-- START Data for processing --

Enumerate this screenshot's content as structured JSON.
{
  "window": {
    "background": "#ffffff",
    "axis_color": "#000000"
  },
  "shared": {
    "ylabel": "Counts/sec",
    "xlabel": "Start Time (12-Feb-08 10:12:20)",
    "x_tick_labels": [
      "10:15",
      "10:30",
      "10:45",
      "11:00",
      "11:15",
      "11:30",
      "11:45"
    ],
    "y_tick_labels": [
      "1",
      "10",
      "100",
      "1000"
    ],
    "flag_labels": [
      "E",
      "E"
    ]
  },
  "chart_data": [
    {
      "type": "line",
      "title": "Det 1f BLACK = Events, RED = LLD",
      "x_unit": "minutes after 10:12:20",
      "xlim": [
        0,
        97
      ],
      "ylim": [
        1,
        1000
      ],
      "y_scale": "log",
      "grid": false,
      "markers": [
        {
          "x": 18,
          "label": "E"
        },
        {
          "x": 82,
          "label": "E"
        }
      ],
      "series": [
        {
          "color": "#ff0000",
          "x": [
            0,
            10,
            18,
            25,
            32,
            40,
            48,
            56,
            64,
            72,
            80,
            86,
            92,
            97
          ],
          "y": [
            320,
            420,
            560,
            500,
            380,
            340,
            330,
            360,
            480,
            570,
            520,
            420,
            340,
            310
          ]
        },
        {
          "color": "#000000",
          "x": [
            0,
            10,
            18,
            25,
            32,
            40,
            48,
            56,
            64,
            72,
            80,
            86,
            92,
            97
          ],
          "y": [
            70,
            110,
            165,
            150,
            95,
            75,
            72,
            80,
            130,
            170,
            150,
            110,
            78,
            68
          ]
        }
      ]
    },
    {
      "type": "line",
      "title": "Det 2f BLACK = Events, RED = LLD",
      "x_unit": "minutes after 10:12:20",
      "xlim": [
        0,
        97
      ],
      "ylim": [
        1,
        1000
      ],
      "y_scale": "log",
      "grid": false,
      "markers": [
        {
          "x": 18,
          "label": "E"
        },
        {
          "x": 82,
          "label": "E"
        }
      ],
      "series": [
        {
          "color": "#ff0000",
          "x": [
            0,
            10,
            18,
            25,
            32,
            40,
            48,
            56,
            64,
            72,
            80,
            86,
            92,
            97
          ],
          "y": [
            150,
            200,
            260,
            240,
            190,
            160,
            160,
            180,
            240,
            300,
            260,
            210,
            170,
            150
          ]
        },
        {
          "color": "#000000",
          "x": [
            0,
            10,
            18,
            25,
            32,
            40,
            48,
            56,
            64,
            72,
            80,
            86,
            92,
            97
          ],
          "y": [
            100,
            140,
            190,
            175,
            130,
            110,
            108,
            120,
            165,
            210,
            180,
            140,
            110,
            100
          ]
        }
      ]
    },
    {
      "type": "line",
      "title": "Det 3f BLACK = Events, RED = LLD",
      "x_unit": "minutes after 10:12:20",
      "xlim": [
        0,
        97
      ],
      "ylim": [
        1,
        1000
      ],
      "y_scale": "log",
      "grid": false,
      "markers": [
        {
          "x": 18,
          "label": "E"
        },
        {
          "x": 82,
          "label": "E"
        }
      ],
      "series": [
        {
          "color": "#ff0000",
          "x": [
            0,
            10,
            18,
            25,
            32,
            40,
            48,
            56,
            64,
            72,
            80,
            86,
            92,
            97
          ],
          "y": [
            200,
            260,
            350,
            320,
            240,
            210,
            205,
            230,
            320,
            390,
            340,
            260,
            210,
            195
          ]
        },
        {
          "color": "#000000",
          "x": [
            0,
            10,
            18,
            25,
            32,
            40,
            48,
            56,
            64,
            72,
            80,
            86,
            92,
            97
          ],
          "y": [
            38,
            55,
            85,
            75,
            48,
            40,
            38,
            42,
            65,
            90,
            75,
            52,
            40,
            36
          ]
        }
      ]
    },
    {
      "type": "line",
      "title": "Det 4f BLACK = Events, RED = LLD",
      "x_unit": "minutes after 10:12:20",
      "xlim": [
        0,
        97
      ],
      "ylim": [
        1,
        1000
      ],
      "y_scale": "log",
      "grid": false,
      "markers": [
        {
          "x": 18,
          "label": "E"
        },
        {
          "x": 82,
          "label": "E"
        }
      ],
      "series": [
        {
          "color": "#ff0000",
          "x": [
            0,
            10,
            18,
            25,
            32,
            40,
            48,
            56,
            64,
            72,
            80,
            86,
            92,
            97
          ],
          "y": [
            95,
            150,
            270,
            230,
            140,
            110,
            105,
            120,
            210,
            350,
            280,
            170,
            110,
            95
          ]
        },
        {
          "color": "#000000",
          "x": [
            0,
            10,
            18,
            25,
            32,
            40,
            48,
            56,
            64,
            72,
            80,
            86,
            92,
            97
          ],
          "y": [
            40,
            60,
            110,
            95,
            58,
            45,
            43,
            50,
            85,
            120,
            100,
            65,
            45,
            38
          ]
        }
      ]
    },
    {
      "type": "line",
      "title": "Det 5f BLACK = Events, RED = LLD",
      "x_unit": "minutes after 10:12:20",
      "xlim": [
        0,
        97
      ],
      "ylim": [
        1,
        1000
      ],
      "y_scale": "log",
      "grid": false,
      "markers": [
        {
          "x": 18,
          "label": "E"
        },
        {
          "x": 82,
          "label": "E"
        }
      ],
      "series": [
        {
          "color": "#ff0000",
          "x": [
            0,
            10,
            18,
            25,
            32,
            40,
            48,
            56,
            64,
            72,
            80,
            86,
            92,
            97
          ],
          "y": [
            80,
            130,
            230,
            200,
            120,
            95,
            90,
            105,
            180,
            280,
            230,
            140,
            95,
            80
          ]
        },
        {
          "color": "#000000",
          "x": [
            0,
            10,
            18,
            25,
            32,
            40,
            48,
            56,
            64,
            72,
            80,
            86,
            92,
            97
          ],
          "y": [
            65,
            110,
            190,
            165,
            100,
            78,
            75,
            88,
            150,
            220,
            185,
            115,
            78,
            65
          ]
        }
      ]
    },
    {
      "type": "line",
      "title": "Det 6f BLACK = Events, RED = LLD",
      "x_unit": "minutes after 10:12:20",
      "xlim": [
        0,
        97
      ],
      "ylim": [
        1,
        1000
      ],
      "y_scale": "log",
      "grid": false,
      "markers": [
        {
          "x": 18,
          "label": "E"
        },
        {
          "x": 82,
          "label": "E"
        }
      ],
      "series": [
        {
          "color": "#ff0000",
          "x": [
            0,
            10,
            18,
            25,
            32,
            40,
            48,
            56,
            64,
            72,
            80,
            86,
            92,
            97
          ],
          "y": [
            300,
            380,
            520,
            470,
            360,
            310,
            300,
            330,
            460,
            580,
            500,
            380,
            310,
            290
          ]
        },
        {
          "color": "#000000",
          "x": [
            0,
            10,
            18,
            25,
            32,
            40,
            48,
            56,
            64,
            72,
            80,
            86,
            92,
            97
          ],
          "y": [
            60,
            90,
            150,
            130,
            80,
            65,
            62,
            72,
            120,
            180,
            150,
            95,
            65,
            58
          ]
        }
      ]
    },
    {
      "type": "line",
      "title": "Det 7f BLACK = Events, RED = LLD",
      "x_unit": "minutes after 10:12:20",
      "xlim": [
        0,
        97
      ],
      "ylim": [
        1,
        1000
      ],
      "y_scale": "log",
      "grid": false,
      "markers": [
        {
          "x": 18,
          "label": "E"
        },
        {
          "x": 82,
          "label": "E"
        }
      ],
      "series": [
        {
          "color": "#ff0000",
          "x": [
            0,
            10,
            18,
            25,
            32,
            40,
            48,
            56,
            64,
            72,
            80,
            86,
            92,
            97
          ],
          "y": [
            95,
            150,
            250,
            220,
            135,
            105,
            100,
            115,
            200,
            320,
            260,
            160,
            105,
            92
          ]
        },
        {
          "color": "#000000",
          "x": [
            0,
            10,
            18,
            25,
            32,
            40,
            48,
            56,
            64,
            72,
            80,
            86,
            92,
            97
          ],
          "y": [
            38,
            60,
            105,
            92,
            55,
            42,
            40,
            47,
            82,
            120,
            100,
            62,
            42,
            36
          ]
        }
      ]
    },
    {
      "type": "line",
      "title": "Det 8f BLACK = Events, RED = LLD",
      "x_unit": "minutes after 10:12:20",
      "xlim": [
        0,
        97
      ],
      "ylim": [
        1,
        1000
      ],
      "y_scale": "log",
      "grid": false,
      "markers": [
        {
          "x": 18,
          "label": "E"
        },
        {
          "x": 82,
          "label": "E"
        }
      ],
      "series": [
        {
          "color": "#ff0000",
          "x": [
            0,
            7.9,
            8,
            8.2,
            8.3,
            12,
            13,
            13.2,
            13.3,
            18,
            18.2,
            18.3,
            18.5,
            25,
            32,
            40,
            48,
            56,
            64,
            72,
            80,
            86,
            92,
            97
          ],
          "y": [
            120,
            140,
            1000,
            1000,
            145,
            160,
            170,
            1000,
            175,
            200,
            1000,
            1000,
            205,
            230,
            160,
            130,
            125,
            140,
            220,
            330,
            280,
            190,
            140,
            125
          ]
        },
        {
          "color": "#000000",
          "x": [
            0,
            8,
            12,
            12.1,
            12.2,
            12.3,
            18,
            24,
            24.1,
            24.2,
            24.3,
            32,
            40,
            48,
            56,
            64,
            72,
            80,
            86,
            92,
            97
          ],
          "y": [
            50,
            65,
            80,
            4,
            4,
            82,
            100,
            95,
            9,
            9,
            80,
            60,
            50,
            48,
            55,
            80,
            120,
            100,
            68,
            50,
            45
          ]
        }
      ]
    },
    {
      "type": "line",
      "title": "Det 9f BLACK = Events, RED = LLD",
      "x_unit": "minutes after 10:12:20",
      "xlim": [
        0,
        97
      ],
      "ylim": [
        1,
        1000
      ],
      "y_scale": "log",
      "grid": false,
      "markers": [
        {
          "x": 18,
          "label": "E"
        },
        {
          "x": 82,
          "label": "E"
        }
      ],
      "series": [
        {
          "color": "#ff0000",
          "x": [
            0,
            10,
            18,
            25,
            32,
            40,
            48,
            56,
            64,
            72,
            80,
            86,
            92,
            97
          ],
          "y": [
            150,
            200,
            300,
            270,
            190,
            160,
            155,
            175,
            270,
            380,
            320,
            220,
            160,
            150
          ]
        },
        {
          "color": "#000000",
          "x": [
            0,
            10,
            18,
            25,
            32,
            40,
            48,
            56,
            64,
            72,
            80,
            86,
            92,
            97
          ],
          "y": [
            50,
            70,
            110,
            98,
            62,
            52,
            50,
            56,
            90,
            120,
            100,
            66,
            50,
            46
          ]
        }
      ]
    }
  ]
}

-- END Data for processing --

Goal: Search the data for the string "Events". List each line that has it.

Output for this exercise:
      "title": "Det 1f BLACK = Events, RED = LLD",
      "title": "Det 2f BLACK = Events, RED = LLD",
      "title": "Det 3f BLACK = Events, RED = LLD",
      "title": "Det 4f BLACK = Events, RED = LLD",
      "title": "Det 5f BLACK = Events, RED = LLD",
      "title": "Det 6f BLACK = Events, RED = LLD",
      "title": "Det 7f BLACK = Events, RED = LLD",
      "title": "Det 8f BLACK = Events, RED = LLD",
      "title": "Det 9f BLACK = Events, RED = LLD",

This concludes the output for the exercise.